## Given text
----------
DRBD in the real world.

I’ve noticed a few blog posts recently about people saying how great DRBD is as a fail over mechanism for MySQL. My experience with DRBD has been the complete opposite. It offers almost no benefit over binary log replication for typical MySQL setups and prevents a few things that are possible with binary log replication.

Kaj Arnö has written an excellent blog post on the basics of DRBD. DRBD has one great feature that binary log replication doesn’t have. It can ensure that a write is synced to disk on two different hosts before allowing the application to continue. This is great for data redundancy but it introduces potential for instability in the setup. In a good fail over scenario a problem on the backup master should never cause an issue on the primary master. With DRBD the second master lagging behind because of a degraded raid, network issue, operator error, name your poison causes issues on the primary master because MySQL has to wait for writes to be synced to disk on _both_ machines before continuing. I know there are 3 different protocol modes that DRBD can operate in. Protocol C is really the only one that gives any extra data security over binary log replication so it’s the one I’m focusing my attention on. If an issue on one master causes problems on another then the benefit of having redundant masters is effectively lost.

When DRBD, the operating system, or hardware crashes it crashes hard. Any corruption on the primary master [update 2008-05-19: above the DRBD layer] during a nasty failure gets happily propagated over DRBD. Binary log replication executes queries on the slave the same way they were executed on the master giving a better chance of a tickled kernel/filesystem bug on one master won’t be ticked on the other master. The primary master will simply crash leaving the secondary master in a consistent state waiting to take on live traffic.

I’ve heard reports from clients that run DRBD fail over in the wild that do bulk load operations over DRBD puts enough load on the pair of masters that queries start timing out. I haven’t directly tested it but the client is a reputable source. I’ve personally seen alter table take much longer than normal (sorry about not having exact numbers but it’s > 2x) and cause enough commit operations to stack up to cause the system response time to go up high enough to time out clients. This is an outage caused by nothing more than a simple schema change.
----------
## Dataset records
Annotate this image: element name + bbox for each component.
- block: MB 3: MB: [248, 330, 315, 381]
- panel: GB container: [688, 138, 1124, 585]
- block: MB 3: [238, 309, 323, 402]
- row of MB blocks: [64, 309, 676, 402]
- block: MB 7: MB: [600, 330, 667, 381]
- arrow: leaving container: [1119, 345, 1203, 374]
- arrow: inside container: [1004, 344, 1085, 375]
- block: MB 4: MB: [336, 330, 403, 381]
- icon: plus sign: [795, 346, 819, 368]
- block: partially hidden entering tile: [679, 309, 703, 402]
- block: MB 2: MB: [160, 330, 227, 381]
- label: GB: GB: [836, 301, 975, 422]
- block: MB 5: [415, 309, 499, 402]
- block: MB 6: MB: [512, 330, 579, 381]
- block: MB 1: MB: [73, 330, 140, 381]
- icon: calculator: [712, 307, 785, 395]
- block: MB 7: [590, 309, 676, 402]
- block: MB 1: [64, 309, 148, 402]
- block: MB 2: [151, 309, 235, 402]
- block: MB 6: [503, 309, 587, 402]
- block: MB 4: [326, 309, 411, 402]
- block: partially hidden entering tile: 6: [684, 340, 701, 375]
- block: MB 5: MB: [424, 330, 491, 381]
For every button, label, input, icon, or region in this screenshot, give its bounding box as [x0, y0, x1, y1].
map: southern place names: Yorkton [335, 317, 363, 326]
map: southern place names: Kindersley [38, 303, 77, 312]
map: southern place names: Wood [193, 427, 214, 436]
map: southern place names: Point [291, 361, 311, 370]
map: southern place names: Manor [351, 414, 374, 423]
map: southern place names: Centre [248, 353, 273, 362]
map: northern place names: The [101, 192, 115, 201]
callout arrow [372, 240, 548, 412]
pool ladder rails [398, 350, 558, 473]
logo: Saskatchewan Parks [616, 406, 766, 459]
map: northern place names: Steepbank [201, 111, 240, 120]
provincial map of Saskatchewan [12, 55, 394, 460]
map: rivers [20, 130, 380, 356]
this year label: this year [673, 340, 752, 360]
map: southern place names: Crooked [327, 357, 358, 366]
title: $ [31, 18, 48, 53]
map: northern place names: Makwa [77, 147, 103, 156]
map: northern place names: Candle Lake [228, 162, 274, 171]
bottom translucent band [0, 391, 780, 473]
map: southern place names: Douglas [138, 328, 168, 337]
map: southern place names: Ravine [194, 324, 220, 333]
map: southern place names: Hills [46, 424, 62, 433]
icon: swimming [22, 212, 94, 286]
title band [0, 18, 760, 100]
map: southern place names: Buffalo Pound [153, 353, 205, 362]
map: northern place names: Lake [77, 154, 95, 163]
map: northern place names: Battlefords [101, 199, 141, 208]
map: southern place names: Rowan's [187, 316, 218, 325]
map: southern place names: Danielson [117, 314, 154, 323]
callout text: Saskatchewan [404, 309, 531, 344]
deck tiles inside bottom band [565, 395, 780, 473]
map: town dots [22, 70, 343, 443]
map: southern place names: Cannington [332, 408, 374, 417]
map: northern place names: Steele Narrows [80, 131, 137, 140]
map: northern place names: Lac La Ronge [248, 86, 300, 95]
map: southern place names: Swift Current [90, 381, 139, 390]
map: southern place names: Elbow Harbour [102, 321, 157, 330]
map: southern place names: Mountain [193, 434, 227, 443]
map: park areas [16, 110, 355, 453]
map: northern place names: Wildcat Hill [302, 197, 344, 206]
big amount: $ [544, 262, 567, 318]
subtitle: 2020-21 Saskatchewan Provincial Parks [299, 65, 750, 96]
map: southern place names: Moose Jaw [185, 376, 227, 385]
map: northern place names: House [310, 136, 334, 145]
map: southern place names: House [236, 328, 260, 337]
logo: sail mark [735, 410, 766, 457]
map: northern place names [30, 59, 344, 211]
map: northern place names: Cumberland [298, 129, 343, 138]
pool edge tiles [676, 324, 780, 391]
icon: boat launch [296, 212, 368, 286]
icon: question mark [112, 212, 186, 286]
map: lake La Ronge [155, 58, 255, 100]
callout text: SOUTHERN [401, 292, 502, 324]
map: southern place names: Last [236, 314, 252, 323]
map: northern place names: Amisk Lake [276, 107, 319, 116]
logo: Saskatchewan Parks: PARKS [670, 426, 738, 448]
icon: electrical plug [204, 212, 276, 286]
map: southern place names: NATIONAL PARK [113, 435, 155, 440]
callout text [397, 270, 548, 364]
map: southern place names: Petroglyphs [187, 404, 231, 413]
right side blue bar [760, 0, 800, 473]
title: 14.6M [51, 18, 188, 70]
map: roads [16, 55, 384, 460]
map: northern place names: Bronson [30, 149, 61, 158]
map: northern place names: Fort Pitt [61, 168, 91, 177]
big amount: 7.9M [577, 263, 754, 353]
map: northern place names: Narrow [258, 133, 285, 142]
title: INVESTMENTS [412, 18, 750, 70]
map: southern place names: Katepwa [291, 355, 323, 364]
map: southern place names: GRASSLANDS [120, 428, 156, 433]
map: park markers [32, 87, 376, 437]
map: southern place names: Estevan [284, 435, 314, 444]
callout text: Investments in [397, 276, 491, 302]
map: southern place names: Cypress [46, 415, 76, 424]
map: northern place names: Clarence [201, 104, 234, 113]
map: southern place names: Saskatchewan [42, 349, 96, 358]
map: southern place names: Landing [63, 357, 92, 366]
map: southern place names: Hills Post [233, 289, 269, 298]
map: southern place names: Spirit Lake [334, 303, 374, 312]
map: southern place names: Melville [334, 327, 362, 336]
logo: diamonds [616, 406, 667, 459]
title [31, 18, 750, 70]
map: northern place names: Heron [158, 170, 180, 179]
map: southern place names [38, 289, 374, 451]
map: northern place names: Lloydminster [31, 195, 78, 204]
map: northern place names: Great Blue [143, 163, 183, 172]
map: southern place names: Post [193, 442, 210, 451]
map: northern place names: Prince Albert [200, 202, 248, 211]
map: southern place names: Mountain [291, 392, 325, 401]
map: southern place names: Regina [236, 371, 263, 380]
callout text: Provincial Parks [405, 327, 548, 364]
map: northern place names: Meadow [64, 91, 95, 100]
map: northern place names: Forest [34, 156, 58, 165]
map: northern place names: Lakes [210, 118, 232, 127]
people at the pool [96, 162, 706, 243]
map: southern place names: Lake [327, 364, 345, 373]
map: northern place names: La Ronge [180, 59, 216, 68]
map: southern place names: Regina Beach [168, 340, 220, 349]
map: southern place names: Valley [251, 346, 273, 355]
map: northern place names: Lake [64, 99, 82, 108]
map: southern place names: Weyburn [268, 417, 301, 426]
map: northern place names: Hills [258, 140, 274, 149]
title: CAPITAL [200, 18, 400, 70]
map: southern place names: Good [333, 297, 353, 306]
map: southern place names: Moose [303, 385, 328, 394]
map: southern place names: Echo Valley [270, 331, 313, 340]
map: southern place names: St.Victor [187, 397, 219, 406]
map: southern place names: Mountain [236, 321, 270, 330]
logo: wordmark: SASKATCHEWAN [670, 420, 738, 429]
----------
## Aim
Reproduce verbatim the passage of the DRBD text starting at "I’ve noticed a" and ending at "binary log replication.". Rely solely on the DRBD text to complete what is asked.

## Expected output
I’ve noticed a few blog posts recently about people saying how great DRBD is as a fail over mechanism for MySQL. My experience with DRBD has been the complete opposite. It offers almost no benefit over binary log replication for typical MySQL setups and prevents a few things that are possible with binary log replication.